>> start Data lines

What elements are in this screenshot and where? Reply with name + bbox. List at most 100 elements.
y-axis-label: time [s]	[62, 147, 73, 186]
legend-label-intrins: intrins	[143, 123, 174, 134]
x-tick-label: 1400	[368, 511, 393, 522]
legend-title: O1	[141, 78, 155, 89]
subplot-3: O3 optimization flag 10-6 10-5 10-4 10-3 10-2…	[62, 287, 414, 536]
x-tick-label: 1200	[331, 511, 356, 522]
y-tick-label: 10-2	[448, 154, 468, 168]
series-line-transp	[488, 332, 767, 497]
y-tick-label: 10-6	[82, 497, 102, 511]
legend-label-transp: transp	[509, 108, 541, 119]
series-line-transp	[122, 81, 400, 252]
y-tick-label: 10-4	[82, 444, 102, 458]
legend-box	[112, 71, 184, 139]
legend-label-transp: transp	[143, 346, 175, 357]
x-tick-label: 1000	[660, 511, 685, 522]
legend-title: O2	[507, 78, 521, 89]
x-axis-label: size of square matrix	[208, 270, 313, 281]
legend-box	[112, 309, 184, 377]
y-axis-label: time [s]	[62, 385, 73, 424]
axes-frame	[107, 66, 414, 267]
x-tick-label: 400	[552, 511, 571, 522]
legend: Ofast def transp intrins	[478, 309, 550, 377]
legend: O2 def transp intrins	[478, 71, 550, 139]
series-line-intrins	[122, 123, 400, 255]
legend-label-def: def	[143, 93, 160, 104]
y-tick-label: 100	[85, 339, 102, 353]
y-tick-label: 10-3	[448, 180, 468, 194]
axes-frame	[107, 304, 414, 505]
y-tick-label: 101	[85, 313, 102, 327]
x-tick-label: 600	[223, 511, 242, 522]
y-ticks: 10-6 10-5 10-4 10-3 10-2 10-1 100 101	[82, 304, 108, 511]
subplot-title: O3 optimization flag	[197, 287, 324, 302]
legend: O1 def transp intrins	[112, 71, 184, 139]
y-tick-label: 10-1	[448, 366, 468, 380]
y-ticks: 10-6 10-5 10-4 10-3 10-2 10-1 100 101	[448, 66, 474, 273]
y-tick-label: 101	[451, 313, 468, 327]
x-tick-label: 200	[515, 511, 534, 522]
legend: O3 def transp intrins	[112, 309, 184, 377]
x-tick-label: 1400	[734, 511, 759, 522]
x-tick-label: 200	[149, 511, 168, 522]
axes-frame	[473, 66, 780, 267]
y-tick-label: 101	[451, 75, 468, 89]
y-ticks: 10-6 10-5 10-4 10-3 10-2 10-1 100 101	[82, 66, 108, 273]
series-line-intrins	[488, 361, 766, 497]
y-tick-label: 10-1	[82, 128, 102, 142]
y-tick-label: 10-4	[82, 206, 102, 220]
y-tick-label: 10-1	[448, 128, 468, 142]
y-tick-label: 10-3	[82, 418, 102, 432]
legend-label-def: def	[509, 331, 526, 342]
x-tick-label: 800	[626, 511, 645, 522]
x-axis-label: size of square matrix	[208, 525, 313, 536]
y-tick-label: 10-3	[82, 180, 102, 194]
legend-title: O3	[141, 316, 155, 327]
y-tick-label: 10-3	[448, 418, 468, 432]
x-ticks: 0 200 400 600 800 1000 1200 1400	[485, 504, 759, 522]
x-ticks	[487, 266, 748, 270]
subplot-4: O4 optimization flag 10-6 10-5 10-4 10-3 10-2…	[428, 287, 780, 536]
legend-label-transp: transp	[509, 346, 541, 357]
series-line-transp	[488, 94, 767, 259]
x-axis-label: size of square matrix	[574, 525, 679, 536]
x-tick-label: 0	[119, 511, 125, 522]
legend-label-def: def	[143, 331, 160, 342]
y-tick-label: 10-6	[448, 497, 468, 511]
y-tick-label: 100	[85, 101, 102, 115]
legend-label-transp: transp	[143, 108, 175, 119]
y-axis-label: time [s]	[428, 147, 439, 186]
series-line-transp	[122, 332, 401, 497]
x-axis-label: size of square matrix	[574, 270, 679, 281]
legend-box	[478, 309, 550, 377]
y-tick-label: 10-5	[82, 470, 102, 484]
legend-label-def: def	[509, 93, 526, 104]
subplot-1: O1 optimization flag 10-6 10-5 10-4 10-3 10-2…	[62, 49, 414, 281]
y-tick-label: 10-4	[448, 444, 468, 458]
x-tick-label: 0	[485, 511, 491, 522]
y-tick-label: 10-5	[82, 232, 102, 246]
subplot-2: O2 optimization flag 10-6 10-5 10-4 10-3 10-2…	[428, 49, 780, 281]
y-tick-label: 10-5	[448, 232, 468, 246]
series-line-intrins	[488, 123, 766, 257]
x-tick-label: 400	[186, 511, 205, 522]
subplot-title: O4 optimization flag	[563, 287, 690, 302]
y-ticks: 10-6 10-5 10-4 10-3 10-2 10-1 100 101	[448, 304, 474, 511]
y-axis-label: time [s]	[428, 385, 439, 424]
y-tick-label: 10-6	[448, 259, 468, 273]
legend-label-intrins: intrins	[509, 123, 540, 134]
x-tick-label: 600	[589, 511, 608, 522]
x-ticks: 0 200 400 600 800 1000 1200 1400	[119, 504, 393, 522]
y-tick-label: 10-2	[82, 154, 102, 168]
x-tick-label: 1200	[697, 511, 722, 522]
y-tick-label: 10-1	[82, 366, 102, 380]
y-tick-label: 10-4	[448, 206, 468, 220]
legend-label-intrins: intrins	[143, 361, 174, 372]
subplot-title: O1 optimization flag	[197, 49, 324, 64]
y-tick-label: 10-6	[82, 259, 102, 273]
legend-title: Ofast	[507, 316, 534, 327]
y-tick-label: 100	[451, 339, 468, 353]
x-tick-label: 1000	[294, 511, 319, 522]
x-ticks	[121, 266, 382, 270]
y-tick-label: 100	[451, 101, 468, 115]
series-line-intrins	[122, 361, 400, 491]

>> end Data lines

Exercise brief: Identify every line in the items above that includes the word "optimization", and copy each of those lines in full.

Task response:
subplot-3: O3 optimization flag 10-6 10-5 10-4 10-3 10-2…	[62, 287, 414, 536]
subplot-title: O3 optimization flag	[197, 287, 324, 302]
subplot-4: O4 optimization flag 10-6 10-5 10-4 10-3 10-2…	[428, 287, 780, 536]
subplot-1: O1 optimization flag 10-6 10-5 10-4 10-3 10-2…	[62, 49, 414, 281]
subplot-2: O2 optimization flag 10-6 10-5 10-4 10-3 10-2…	[428, 49, 780, 281]
subplot-title: O4 optimization flag	[563, 287, 690, 302]
subplot-title: O1 optimization flag	[197, 49, 324, 64]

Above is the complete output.